--- Begin Supplied records ---

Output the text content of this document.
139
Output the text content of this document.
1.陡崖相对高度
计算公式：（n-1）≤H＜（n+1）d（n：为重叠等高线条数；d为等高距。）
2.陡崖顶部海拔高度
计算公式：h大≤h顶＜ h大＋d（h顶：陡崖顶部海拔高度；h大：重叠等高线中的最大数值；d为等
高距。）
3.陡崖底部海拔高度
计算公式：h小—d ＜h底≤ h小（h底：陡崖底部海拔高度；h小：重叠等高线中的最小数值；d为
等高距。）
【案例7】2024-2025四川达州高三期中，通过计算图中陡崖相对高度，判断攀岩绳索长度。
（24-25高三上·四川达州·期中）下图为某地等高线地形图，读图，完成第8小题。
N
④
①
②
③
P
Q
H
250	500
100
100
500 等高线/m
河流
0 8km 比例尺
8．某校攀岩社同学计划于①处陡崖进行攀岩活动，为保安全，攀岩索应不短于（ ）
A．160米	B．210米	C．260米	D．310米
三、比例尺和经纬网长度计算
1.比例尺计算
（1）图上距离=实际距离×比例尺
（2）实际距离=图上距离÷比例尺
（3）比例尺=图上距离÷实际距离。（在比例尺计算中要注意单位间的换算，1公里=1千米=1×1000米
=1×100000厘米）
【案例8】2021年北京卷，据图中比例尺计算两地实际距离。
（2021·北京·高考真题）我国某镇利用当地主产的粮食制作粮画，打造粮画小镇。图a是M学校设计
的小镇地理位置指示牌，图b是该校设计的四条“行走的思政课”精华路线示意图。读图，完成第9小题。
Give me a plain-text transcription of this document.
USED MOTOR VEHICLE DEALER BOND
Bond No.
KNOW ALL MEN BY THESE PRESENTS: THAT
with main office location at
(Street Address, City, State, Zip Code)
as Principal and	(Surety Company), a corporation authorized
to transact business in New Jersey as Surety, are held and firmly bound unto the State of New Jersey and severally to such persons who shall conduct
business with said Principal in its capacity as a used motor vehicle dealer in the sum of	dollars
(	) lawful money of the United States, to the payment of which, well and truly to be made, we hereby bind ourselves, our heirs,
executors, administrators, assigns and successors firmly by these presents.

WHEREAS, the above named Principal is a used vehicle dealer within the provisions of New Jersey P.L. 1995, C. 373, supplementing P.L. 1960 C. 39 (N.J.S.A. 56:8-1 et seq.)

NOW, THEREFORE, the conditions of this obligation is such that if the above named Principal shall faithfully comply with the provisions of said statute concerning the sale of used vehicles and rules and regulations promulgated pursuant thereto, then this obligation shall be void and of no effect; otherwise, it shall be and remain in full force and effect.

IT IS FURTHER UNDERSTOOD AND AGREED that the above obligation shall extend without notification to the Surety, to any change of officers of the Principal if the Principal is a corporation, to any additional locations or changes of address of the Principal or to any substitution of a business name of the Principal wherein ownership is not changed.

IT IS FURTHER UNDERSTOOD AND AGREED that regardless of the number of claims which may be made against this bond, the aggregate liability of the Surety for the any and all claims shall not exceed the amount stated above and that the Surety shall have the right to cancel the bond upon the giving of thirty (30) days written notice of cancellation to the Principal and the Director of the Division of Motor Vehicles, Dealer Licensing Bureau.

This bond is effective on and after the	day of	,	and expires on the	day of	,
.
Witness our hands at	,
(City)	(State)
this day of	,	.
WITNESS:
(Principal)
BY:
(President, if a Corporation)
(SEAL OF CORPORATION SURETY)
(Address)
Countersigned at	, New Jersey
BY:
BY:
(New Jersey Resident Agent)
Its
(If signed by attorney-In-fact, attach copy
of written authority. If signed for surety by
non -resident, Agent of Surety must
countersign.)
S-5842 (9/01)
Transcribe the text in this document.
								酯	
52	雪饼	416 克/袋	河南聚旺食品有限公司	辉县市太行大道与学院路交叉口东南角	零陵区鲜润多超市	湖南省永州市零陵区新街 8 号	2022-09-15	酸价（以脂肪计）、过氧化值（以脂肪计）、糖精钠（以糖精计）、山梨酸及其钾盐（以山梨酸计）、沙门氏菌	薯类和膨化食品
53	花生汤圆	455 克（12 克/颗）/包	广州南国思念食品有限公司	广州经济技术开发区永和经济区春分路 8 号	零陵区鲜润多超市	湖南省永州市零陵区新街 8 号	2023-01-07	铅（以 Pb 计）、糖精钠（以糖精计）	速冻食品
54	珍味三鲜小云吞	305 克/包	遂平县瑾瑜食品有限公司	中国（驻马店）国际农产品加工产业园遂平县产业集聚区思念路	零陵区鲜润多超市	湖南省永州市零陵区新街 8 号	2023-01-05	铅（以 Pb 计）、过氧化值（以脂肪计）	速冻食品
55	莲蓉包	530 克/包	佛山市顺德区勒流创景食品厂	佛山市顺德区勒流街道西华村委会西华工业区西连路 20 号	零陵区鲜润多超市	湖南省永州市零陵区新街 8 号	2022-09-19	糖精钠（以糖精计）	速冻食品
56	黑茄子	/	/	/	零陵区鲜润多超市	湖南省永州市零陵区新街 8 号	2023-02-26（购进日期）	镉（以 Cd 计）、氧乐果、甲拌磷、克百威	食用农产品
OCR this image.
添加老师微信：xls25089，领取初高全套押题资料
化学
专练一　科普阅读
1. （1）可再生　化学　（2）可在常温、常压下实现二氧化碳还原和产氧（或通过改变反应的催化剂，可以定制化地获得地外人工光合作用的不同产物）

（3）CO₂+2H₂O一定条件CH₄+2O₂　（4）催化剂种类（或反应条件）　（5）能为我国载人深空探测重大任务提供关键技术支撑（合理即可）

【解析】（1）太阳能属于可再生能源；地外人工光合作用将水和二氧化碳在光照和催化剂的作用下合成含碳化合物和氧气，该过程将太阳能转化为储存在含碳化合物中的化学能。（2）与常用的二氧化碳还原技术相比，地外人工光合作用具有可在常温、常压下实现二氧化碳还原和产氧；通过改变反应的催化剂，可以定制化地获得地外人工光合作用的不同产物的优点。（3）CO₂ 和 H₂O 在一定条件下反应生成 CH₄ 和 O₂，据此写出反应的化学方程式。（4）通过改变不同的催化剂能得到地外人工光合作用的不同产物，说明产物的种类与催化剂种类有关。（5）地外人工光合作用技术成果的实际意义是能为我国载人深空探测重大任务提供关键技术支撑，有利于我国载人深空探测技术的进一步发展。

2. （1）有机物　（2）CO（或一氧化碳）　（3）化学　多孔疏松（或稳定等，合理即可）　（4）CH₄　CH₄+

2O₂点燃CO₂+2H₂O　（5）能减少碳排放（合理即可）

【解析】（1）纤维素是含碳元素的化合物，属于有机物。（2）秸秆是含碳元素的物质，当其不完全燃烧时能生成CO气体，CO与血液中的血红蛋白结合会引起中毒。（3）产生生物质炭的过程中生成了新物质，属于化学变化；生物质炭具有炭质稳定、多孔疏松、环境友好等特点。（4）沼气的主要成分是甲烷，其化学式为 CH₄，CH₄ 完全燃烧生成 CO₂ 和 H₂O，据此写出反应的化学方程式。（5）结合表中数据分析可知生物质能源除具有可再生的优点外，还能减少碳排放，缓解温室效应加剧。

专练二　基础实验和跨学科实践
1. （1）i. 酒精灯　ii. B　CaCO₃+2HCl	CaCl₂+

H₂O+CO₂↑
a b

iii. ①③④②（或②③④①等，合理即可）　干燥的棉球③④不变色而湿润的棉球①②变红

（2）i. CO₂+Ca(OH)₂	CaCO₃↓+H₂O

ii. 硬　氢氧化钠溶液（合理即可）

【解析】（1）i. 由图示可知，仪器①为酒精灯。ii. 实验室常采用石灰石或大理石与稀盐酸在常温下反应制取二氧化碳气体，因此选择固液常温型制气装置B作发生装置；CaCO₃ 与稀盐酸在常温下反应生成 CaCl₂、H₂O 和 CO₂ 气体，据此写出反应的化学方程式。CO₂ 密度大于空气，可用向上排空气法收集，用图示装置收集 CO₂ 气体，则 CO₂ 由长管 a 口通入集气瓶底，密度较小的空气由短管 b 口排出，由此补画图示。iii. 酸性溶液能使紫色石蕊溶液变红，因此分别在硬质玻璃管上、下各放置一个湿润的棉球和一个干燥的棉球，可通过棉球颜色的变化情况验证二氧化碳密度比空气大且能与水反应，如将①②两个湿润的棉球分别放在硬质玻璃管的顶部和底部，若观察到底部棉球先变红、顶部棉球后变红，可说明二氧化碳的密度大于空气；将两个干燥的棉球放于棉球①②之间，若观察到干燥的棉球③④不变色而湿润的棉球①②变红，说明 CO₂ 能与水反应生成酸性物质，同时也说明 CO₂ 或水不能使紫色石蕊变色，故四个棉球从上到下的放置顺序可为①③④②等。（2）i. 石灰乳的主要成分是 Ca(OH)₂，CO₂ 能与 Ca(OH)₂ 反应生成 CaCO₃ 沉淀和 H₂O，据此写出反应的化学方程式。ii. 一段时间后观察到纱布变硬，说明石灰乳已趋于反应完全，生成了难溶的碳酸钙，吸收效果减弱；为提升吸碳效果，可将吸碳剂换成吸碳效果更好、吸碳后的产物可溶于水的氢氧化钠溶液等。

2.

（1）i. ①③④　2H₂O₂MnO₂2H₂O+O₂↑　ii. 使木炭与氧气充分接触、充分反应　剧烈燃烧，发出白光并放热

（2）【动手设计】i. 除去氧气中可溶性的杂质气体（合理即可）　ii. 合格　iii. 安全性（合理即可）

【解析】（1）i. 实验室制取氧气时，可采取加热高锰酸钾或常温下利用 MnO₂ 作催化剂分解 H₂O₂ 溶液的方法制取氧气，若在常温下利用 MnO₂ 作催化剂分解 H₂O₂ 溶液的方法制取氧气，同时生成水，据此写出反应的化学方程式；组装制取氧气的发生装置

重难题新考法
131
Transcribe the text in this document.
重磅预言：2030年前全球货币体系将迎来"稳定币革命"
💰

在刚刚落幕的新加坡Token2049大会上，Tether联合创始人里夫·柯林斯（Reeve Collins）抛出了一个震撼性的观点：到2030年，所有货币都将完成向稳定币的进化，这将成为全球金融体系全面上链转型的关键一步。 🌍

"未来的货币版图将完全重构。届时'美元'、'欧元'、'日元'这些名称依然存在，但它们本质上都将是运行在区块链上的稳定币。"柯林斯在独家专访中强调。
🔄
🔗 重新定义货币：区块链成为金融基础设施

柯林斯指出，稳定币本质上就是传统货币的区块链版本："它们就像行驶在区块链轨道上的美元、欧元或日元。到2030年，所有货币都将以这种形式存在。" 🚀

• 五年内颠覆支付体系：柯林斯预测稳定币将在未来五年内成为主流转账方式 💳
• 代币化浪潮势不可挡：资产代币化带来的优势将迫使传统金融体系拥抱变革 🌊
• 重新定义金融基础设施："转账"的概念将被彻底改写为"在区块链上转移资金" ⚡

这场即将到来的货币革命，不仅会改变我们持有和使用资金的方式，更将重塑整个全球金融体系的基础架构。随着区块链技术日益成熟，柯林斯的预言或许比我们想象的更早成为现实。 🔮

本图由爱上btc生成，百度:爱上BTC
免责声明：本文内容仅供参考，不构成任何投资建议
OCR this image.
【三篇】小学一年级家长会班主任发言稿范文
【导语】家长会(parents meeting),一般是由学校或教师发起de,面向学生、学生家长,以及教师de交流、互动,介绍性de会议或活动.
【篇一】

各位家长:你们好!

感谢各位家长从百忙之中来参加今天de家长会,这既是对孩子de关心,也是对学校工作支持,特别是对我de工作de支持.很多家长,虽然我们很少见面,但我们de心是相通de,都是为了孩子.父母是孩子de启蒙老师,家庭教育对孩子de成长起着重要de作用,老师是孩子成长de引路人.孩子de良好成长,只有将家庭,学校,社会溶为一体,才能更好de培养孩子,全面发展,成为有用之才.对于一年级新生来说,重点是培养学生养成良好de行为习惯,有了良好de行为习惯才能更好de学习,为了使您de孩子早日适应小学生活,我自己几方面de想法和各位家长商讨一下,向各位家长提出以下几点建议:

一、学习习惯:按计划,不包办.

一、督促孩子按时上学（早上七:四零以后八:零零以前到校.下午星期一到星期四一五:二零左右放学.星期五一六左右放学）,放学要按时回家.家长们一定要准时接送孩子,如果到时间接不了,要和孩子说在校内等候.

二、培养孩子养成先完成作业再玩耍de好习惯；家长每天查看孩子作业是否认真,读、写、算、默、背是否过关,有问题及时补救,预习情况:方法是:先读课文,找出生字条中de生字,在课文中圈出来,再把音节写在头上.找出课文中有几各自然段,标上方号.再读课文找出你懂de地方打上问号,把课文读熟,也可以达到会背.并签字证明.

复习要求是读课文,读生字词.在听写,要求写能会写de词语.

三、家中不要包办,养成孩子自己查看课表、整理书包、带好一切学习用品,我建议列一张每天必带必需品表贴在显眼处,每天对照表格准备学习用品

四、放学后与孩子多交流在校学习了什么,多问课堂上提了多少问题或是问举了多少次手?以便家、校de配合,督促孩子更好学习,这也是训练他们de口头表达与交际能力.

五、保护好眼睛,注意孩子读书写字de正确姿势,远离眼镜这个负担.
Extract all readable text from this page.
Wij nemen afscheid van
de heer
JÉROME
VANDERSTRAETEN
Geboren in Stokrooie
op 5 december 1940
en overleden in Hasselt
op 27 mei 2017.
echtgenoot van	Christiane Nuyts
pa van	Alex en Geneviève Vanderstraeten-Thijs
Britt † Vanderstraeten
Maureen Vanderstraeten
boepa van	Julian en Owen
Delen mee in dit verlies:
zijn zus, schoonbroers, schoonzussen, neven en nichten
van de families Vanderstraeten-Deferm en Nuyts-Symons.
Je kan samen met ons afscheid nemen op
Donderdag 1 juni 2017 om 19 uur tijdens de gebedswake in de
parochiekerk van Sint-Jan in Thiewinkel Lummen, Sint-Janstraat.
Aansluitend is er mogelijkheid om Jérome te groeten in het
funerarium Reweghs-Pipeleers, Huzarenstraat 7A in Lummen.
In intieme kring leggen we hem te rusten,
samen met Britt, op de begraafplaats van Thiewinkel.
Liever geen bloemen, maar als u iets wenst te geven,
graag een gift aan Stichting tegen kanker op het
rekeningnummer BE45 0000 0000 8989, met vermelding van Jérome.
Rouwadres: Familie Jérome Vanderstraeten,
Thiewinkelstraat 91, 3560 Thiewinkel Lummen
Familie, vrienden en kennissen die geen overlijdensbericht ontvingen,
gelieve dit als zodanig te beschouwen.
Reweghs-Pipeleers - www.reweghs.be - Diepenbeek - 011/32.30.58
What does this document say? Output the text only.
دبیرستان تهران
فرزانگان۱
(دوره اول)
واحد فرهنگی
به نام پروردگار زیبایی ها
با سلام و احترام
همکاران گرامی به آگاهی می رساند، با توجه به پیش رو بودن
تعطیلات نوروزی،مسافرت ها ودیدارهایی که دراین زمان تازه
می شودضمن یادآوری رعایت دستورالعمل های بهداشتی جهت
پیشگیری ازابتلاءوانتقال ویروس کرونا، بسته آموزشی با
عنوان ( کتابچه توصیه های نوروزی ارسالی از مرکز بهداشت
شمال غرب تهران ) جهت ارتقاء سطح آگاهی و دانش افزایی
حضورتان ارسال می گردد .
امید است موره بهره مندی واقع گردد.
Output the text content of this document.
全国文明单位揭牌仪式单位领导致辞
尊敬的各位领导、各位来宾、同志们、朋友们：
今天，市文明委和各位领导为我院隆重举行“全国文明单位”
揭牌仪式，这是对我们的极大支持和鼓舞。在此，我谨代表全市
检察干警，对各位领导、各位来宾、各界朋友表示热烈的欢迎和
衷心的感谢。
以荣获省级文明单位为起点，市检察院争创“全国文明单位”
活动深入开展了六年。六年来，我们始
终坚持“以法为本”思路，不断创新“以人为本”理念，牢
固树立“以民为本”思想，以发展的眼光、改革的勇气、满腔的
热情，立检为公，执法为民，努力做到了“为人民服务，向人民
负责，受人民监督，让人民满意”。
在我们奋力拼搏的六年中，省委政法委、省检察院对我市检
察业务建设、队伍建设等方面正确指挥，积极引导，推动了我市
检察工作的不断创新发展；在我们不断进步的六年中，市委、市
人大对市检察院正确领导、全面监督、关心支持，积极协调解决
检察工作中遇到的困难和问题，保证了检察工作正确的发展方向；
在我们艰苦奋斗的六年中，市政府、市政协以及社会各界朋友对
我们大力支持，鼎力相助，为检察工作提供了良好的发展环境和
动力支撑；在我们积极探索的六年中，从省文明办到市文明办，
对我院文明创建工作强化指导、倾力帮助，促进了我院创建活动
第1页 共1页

--- End Supplied records ---

_Exercise requirements_
Pick out each line that holds the string "以脂肪计".

_Reply_
52	雪饼	416 克/袋	河南聚旺食品有限公司	辉县市太行大道与学院路交叉口东南角	零陵区鲜润多超市	湖南省永州市零陵区新街 8 号	2022-09-15	酸价（以脂肪计）、过氧化值（以脂肪计）、糖精钠（以糖精计）、山梨酸及其钾盐（以山梨酸计）、沙门氏菌	薯类和膨化食品
54	珍味三鲜小云吞	305 克/包	遂平县瑾瑜食品有限公司	中国（驻马店）国际农产品加工产业园遂平县产业集聚区思念路	零陵区鲜润多超市	湖南省永州市零陵区新街 8 号	2023-01-05	铅（以 Pb 计）、过氧化值（以脂肪计）	速冻食品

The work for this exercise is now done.